#### Exercise requirements
1. Check each statement against the article on the CSAFE lawsuit and answer yes or no, quoting the words from the article that settle it: (a) CSAFE asked for all $525 million it had in the primary fund on Sept. 15; (b) the SEC let the fund suspend withdrawals starting Sept. 15; (c) the money market companies eventually delivered all of the requested money.
2. Write the next part of the article on the CSAFE lawsuit, picking up right after its final sentence.

--- START OF Text extract ---

A lawsuit filed Thursday in U.S. District Court alleges that The Reserve Fund, Reserve Management Company Inc. and Resrv Partners Inc. failed to deliver money as requested by the Colorado Surplus Asset Fund Trust, or CSAFE.

Officials at the government investment pool requested all $525 million it had in the companies’ primary fund on Sept. 15, the day investment bank Lehman Brothers Holdings Inc. announced it was filing for bankruptcy. The money market lost the $785 million it had invested in Lehman Brothers, and the Securities and Exchange Commission approved the fund’s request to suspend withdrawals effective Sept. 17.

Colorado securities regulators are also suing the companies, alleging they violated Colorado’s anti-fraud provisions. A call to the fund after business hours Thursday wasn’t answered, and an attorney representing the companies in the regulators’ lawsuit said he could not comment.

In a statement April 17, the companies said they had distributed 90 percent of their assets and had $4.5 billion remaining. In its lawsuit, CSAFE claims the companies had $62 billion in assets on Sept. 15.

The lawsuit claims the money market companies eventually delivered all but $52 million and failed to meet their obligation by not transferring the money on the day of the request. Money market officials later announced that they had “broke the buck”—meaning the underlying assets fell below $1 for each investor dollar put in—because of soured investments in Lehman Brothers.

--- END OF Text extract ---
--- START OF Data provided ---

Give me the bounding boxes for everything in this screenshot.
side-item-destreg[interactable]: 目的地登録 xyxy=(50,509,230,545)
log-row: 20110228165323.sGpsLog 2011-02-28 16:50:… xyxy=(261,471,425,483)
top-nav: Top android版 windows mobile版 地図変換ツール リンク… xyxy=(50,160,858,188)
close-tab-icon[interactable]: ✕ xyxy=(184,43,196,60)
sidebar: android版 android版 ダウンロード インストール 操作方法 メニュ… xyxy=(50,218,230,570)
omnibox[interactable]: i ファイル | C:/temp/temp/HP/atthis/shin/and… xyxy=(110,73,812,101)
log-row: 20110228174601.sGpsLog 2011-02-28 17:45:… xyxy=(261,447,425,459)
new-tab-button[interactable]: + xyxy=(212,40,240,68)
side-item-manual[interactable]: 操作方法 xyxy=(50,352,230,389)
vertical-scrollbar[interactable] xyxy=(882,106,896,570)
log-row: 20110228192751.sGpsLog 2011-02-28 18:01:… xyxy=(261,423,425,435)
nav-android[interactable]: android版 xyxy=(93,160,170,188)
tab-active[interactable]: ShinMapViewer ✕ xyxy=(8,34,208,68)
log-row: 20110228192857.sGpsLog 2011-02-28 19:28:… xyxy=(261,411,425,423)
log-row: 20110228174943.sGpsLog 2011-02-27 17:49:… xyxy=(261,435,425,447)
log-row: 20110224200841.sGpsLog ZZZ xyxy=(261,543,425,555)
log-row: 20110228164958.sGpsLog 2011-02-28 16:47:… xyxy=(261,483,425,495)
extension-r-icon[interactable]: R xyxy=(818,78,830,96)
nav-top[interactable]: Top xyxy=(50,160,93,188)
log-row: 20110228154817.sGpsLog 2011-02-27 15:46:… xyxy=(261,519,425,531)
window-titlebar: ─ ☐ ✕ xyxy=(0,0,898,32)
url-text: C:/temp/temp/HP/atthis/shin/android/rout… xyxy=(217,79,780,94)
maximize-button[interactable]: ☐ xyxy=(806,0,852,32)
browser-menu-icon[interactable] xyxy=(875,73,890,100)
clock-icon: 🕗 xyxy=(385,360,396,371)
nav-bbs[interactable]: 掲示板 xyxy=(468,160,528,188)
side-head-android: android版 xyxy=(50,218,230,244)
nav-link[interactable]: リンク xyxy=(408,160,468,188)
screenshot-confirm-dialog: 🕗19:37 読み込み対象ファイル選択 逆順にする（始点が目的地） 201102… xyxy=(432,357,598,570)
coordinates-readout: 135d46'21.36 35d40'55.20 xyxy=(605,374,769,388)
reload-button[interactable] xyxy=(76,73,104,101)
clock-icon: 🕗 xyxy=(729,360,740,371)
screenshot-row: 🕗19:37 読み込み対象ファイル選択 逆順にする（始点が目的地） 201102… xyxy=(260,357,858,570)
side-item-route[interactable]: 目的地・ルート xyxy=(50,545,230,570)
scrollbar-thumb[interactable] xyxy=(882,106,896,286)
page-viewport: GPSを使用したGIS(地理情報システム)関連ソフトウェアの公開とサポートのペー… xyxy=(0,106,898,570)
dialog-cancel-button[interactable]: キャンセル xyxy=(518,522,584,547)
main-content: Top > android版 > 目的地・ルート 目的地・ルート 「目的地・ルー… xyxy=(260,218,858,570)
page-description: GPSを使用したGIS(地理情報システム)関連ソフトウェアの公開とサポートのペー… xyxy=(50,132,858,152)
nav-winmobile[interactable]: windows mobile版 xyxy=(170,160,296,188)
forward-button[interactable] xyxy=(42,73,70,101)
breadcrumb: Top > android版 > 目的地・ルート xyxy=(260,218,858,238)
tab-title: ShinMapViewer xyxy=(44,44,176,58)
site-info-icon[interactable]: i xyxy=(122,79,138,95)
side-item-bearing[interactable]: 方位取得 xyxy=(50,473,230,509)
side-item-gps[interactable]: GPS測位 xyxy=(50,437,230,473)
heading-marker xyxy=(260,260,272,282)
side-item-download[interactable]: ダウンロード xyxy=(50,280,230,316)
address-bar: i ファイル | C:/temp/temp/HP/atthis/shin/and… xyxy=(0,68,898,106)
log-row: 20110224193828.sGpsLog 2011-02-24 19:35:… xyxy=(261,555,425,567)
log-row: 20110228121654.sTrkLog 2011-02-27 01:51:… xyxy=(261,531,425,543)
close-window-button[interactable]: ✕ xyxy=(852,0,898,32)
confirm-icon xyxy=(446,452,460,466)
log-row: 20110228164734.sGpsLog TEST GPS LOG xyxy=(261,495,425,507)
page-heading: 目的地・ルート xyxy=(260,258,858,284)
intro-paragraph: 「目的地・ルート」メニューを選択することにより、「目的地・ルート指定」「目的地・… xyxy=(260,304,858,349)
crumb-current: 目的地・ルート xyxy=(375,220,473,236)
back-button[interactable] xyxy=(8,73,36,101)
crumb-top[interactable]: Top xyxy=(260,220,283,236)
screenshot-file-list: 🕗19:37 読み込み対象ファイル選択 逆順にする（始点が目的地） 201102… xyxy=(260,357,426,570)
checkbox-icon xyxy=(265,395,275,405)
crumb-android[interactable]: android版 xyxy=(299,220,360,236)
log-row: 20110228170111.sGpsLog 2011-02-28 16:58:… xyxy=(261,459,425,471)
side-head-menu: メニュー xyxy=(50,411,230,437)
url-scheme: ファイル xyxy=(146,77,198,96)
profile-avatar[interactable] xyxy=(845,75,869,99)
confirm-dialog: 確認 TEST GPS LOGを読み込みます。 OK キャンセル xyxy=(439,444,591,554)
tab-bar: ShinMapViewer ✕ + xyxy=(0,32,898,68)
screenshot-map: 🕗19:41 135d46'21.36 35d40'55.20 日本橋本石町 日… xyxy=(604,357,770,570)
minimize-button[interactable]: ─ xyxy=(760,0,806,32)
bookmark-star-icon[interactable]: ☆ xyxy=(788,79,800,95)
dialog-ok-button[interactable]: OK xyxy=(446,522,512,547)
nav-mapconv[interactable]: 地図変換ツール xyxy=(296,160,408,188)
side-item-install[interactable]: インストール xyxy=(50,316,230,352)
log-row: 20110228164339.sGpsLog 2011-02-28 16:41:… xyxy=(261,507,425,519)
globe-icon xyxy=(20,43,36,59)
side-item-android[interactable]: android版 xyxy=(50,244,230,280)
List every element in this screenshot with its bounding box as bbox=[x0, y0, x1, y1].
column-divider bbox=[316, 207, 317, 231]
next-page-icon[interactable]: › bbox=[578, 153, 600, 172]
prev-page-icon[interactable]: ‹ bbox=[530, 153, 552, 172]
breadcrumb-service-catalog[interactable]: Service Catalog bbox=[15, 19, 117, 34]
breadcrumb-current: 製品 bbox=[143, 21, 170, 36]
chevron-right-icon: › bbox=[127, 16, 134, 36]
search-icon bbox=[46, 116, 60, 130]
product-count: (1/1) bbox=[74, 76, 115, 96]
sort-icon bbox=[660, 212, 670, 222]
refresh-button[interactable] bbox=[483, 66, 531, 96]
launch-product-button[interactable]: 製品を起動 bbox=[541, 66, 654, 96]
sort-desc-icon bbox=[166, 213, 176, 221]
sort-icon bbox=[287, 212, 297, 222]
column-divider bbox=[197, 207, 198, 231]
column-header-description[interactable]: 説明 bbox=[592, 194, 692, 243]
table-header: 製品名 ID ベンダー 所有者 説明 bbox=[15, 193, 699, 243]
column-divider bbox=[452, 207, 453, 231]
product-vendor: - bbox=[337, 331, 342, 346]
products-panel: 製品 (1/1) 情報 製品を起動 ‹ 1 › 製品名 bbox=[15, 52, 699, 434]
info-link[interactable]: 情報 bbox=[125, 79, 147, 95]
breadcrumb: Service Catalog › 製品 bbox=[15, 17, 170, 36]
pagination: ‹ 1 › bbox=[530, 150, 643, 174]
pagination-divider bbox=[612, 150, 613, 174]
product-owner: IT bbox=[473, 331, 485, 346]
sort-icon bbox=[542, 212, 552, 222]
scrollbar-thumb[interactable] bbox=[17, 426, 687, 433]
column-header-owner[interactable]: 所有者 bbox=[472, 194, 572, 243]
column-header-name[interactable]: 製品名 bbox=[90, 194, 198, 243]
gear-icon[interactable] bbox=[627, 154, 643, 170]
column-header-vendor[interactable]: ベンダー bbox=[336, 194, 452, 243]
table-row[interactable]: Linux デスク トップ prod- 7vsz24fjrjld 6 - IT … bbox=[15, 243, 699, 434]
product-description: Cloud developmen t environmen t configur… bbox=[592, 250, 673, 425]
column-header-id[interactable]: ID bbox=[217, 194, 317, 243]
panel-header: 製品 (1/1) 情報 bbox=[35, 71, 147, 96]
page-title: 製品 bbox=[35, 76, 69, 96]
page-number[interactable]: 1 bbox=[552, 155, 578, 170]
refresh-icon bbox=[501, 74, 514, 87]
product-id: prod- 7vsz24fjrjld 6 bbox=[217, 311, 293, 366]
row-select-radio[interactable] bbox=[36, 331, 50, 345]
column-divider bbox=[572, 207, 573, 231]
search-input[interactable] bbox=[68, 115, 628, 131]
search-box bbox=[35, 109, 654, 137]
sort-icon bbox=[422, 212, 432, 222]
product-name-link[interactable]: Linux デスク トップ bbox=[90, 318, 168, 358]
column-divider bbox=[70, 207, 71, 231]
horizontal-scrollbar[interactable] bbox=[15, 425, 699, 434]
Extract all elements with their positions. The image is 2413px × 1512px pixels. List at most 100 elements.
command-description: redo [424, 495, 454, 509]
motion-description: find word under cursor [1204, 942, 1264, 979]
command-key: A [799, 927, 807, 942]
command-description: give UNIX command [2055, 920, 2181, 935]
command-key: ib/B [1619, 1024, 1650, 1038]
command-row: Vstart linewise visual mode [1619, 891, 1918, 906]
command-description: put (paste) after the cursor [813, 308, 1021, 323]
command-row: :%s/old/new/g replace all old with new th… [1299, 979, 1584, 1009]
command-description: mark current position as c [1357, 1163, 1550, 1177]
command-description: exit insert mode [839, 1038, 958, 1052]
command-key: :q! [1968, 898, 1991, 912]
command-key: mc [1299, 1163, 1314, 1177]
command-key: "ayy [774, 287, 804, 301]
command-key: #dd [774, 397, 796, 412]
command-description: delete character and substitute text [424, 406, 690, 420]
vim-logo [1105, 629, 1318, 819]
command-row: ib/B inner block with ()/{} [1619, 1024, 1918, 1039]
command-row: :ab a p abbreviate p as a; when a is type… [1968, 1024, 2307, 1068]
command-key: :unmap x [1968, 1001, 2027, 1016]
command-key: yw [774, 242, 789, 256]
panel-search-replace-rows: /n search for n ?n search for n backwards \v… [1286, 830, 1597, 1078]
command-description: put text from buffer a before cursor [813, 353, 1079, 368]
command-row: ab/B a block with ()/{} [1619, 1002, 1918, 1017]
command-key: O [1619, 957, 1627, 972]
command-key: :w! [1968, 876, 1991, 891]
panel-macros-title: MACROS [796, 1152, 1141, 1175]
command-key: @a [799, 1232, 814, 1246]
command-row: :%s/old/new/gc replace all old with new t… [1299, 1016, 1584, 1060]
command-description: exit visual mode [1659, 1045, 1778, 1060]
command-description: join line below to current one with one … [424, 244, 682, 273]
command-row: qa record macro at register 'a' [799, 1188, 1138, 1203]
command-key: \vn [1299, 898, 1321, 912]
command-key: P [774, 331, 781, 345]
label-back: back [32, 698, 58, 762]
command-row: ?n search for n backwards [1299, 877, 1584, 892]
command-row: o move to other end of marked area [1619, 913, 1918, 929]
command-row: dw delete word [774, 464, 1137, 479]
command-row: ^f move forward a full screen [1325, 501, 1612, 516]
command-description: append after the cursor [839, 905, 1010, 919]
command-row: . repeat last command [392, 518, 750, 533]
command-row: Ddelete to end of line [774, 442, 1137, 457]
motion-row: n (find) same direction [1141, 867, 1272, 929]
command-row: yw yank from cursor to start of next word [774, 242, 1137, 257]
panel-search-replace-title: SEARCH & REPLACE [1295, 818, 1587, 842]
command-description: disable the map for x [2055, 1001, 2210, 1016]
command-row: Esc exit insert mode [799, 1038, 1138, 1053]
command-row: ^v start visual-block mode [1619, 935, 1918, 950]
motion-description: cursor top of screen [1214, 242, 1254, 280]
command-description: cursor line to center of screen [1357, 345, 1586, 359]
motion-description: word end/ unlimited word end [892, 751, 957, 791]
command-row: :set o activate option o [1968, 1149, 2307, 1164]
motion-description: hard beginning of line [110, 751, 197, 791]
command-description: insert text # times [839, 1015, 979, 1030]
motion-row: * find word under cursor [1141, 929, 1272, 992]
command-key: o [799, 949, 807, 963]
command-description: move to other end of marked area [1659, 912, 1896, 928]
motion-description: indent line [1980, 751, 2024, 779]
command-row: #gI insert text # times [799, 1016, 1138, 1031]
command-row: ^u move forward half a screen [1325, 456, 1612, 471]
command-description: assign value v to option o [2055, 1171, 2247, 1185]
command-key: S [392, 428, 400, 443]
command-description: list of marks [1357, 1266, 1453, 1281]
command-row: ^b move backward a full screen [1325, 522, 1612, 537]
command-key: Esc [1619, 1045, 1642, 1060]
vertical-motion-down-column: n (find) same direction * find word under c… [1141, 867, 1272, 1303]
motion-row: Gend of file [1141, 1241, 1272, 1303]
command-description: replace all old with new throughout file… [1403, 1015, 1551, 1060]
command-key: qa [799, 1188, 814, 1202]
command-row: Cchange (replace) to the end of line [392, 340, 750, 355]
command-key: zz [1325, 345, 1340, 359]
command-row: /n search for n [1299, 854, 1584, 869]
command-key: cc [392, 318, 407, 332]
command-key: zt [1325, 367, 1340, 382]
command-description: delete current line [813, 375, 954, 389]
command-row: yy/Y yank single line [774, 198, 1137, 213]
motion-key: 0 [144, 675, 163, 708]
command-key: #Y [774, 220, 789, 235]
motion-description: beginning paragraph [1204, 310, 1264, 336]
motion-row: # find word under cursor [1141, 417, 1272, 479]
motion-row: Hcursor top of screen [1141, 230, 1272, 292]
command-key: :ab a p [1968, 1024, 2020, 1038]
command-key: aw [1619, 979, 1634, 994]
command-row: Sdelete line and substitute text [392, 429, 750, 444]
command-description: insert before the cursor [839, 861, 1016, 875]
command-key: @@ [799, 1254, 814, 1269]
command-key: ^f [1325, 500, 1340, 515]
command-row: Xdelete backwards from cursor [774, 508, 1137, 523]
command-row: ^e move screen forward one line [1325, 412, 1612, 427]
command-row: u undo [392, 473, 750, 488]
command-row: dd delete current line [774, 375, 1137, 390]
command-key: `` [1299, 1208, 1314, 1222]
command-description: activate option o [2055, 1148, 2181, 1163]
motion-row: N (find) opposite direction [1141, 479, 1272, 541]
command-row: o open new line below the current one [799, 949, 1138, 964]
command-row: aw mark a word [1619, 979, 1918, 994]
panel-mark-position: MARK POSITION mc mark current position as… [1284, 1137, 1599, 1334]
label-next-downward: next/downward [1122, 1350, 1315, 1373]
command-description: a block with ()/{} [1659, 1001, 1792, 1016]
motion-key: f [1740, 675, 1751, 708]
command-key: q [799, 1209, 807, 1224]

--- END OF Data provided ---

#### Answers per task
1.
(a) Yes: "requested all $525 million it had in the companies’ primary fund on Sept. 15"
(b) No: "approved the fund’s request to suspend withdrawals effective Sept. 17"
(c) No: "eventually delivered all but $52 million"

2.
Officials with the companies, which pioneered the money market mutual fund nearly four decades ago, are liquidating the fund’s assets.

The Lehman investment represented a small fraction of the fund’s assets, but spooked institutional investors suddenly pulled out huge sums. Their redemptions forced fund managers to unload assets at fire-sale prices amid declining markets.

The investment pool claims in its lawsuit that the delay in eventually receiving its money, which came in four waves over seven months, put at risk critical public services such as police, fire and school districts, along with the credit ratings of hundreds of local governments that depended on the money.

CSAFE helps government entities manage day-to-day cash needs.